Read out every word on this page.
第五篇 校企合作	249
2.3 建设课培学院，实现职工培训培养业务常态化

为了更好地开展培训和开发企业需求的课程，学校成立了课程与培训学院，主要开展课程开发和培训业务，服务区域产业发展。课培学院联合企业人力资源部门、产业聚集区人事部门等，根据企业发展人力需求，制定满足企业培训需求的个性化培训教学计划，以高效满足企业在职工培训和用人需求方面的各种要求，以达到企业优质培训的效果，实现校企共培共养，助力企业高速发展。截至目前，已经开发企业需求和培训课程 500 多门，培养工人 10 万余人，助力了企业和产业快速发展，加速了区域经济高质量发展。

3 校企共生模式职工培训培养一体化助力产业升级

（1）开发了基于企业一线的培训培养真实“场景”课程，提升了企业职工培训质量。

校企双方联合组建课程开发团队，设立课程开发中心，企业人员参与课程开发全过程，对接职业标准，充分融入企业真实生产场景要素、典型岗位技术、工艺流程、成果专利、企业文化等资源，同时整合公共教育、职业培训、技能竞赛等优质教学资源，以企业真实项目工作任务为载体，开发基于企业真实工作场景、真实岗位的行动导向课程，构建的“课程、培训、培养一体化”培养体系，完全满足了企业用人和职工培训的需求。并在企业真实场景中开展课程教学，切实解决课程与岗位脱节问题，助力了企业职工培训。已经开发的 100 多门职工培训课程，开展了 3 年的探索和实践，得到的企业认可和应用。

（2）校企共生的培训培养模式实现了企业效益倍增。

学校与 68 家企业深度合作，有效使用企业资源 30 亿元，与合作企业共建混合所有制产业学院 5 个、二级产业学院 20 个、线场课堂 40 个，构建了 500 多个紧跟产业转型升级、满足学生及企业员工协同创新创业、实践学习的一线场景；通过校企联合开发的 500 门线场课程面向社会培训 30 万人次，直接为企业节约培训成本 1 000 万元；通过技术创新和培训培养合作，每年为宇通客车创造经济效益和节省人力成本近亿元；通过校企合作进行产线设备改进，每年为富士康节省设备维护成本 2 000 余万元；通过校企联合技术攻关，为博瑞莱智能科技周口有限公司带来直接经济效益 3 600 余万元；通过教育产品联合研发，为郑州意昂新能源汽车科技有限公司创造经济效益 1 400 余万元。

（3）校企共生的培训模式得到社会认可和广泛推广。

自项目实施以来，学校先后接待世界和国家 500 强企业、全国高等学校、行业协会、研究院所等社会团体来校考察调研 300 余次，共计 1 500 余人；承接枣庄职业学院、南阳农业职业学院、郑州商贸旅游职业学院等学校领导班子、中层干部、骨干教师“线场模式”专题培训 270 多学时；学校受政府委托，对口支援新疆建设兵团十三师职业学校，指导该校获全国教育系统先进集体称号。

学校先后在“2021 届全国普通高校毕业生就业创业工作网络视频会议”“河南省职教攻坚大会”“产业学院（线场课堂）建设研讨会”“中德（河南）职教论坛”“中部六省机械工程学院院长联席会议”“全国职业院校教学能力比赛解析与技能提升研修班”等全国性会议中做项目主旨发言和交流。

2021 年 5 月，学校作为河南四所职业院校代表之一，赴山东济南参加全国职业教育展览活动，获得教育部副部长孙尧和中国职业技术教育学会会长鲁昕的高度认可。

---

== Your objective ==
Restate all of the entries exactly, please.

== Response to this exercise ==
Read out every word on this page.
第五篇 校企合作	249
2.3 建设课培学院，实现职工培训培养业务常态化

为了更好地开展培训和开发企业需求的课程，学校成立了课程与培训学院，主要开展课程开发和培训业务，服务区域产业发展。课培学院联合企业人力资源部门、产业聚集区人事部门等，根据企业发展人力需求，制定满足企业培训需求的个性化培训教学计划，以高效满足企业在职工培训和用人需求方面的各种要求，以达到企业优质培训的效果，实现校企共培共养，助力企业高速发展。截至目前，已经开发企业需求和培训课程 500 多门，培养工人 10 万余人，助力了企业和产业快速发展，加速了区域经济高质量发展。

3 校企共生模式职工培训培养一体化助力产业升级

（1）开发了基于企业一线的培训培养真实“场景”课程，提升了企业职工培训质量。

校企双方联合组建课程开发团队，设立课程开发中心，企业人员参与课程开发全过程，对接职业标准，充分融入企业真实生产场景要素、典型岗位技术、工艺流程、成果专利、企业文化等资源，同时整合公共教育、职业培训、技能竞赛等优质教学资源，以企业真实项目工作任务为载体，开发基于企业真实工作场景、真实岗位的行动导向课程，构建的“课程、培训、培养一体化”培养体系，完全满足了企业用人和职工培训的需求。并在企业真实场景中开展课程教学，切实解决课程与岗位脱节问题，助力了企业职工培训。已经开发的 100 多门职工培训课程，开展了 3 年的探索和实践，得到的企业认可和应用。

（2）校企共生的培训培养模式实现了企业效益倍增。

学校与 68 家企业深度合作，有效使用企业资源 30 亿元，与合作企业共建混合所有制产业学院 5 个、二级产业学院 20 个、线场课堂 40 个，构建了 500 多个紧跟产业转型升级、满足学生及企业员工协同创新创业、实践学习的一线场景；通过校企联合开发的 500 门线场课程面向社会培训 30 万人次，直接为企业节约培训成本 1 000 万元；通过技术创新和培训培养合作，每年为宇通客车创造经济效益和节省人力成本近亿元；通过校企合作进行产线设备改进，每年为富士康节省设备维护成本 2 000 余万元；通过校企联合技术攻关，为博瑞莱智能科技周口有限公司带来直接经济效益 3 600 余万元；通过教育产品联合研发，为郑州意昂新能源汽车科技有限公司创造经济效益 1 400 余万元。

（3）校企共生的培训模式得到社会认可和广泛推广。

自项目实施以来，学校先后接待世界和国家 500 强企业、全国高等学校、行业协会、研究院所等社会团体来校考察调研 300 余次，共计 1 500 余人；承接枣庄职业学院、南阳农业职业学院、郑州商贸旅游职业学院等学校领导班子、中层干部、骨干教师“线场模式”专题培训 270 多学时；学校受政府委托，对口支援新疆建设兵团十三师职业学校，指导该校获全国教育系统先进集体称号。

学校先后在“2021 届全国普通高校毕业生就业创业工作网络视频会议”“河南省职教攻坚大会”“产业学院（线场课堂）建设研讨会”“中德（河南）职教论坛”“中部六省机械工程学院院长联席会议”“全国职业院校教学能力比赛解析与技能提升研修班”等全国性会议中做项目主旨发言和交流。

2021 年 5 月，学校作为河南四所职业院校代表之一，赴山东济南参加全国职业教育展览活动，获得教育部副部长孙尧和中国职业技术教育学会会长鲁昕的高度认可。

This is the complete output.